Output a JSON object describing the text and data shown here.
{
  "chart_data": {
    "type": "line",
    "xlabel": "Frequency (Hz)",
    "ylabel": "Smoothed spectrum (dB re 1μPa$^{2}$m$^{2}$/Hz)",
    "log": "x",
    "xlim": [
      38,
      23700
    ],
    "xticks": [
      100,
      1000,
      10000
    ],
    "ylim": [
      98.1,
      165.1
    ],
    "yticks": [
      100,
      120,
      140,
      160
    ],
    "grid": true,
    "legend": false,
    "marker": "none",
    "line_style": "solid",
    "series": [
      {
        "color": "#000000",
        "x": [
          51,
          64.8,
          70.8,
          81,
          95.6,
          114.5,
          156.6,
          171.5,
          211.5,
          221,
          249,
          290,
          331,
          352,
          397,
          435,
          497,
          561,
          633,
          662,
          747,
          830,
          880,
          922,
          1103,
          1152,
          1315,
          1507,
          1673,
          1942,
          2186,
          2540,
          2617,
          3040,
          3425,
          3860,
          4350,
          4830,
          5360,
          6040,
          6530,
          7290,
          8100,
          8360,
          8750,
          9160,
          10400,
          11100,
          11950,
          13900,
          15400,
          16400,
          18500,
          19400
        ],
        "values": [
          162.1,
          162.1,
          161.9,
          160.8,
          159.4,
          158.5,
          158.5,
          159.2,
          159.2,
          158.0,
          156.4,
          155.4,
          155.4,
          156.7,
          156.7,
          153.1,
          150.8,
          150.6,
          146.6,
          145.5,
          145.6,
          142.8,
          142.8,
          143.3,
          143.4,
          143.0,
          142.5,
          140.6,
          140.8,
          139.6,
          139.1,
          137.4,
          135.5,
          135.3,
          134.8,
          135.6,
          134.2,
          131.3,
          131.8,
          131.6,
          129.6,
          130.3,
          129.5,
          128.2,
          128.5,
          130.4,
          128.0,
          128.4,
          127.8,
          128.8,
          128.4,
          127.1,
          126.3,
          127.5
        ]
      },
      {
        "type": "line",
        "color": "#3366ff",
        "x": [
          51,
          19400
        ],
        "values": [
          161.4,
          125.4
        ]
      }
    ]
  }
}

Problem description:
Write the material out exactly, with nothing left out.

Response to this exercise:
Output a JSON object describing the text and data shown here.
{
  "chart_data": {
    "type": "line",
    "xlabel": "Frequency (Hz)",
    "ylabel": "Smoothed spectrum (dB re 1μPa$^{2}$m$^{2}$/Hz)",
    "log": "x",
    "xlim": [
      38,
      23700
    ],
    "xticks": [
      100,
      1000,
      10000
    ],
    "ylim": [
      98.1,
      165.1
    ],
    "yticks": [
      100,
      120,
      140,
      160
    ],
    "grid": true,
    "legend": false,
    "marker": "none",
    "line_style": "solid",
    "series": [
      {
        "color": "#000000",
        "x": [
          51,
          64.8,
          70.8,
          81,
          95.6,
          114.5,
          156.6,
          171.5,
          211.5,
          221,
          249,
          290,
          331,
          352,
          397,
          435,
          497,
          561,
          633,
          662,
          747,
          830,
          880,
          922,
          1103,
          1152,
          1315,
          1507,
          1673,
          1942,
          2186,
          2540,
          2617,
          3040,
          3425,
          3860,
          4350,
          4830,
          5360,
          6040,
          6530,
          7290,
          8100,
          8360,
          8750,
          9160,
          10400,
          11100,
          11950,
          13900,
          15400,
          16400,
          18500,
          19400
        ],
        "values": [
          162.1,
          162.1,
          161.9,
          160.8,
          159.4,
          158.5,
          158.5,
          159.2,
          159.2,
          158.0,
          156.4,
          155.4,
          155.4,
          156.7,
          156.7,
          153.1,
          150.8,
          150.6,
          146.6,
          145.5,
          145.6,
          142.8,
          142.8,
          143.3,
          143.4,
          143.0,
          142.5,
          140.6,
          140.8,
          139.6,
          139.1,
          137.4,
          135.5,
          135.3,
          134.8,
          135.6,
          134.2,
          131.3,
          131.8,
          131.6,
          129.6,
          130.3,
          129.5,
          128.2,
          128.5,
          130.4,
          128.0,
          128.4,
          127.8,
          128.8,
          128.4,
          127.1,
          126.3,
          127.5
        ]
      },
      {
        "type": "line",
        "color": "#3366ff",
        "x": [
          51,
          19400
        ],
        "values": [
          161.4,
          125.4
        ]
      }
    ]
  }
}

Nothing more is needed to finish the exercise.